* START Provided information *

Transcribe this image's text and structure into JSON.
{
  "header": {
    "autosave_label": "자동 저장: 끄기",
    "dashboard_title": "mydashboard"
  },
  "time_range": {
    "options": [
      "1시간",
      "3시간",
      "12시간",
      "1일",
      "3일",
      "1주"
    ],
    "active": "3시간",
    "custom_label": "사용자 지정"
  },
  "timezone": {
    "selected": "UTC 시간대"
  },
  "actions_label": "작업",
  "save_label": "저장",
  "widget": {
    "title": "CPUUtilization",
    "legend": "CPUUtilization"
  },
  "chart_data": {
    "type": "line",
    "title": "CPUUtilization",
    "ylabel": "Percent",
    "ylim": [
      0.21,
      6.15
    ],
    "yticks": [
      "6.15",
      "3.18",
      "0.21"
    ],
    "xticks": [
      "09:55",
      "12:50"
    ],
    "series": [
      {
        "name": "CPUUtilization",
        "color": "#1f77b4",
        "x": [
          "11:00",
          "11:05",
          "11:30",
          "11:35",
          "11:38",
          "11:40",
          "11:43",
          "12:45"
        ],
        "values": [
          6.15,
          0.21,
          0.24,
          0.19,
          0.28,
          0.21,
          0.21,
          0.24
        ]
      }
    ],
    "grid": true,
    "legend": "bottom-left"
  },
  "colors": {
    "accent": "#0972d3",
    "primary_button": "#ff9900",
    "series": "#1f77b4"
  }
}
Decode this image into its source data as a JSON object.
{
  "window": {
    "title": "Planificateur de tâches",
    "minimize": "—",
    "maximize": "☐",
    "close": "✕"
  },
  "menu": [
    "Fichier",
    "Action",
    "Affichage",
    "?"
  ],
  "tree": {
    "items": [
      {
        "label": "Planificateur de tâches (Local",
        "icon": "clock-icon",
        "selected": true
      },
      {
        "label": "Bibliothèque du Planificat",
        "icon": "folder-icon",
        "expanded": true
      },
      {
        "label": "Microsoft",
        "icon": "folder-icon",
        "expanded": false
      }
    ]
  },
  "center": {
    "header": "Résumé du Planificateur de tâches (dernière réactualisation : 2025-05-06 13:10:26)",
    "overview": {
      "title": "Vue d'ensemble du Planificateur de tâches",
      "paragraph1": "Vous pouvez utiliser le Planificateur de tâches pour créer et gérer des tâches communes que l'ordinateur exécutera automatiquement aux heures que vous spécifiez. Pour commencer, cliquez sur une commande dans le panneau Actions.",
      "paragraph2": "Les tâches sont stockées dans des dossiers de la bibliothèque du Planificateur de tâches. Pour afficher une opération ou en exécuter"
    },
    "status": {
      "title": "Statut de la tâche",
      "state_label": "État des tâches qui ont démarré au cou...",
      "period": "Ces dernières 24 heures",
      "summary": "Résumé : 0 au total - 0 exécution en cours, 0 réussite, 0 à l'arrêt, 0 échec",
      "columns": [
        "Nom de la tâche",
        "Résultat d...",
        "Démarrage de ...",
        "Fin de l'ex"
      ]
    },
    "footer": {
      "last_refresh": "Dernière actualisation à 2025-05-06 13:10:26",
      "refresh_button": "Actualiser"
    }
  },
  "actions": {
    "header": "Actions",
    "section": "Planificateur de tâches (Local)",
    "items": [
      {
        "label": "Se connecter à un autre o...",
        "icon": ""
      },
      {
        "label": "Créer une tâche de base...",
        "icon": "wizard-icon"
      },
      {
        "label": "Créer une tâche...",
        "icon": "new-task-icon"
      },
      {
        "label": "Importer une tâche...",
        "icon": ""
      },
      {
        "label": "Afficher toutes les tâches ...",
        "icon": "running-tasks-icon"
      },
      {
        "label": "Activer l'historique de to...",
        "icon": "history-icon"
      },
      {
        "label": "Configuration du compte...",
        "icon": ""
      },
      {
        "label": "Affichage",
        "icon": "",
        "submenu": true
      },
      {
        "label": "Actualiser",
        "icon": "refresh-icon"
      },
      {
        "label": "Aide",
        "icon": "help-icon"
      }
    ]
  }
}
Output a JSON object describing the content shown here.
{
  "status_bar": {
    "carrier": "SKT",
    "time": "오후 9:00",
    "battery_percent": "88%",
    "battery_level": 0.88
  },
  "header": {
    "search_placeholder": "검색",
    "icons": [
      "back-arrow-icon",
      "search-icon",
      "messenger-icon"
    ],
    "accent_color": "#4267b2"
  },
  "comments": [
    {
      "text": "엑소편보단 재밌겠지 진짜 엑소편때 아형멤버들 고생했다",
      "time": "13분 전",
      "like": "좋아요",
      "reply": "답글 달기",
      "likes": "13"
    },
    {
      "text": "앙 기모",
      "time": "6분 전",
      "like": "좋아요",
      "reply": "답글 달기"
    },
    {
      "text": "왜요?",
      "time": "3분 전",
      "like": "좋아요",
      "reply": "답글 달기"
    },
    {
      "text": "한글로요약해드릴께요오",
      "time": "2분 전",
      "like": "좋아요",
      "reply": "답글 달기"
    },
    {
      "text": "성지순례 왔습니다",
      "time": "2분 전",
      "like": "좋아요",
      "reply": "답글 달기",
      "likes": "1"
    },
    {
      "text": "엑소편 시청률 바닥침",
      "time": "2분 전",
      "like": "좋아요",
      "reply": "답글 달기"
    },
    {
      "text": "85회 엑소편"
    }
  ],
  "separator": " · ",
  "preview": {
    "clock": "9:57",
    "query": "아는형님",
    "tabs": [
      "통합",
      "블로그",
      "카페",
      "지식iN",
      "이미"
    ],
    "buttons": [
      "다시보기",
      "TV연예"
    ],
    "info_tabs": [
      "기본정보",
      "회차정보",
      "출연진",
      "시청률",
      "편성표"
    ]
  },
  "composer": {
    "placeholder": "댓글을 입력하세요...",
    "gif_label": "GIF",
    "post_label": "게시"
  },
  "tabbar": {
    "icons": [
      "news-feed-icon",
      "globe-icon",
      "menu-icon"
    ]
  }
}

* END Provided information *

**What the task requires**
State how many lines above include the word "dans", and nothing more.

**Task solution**
2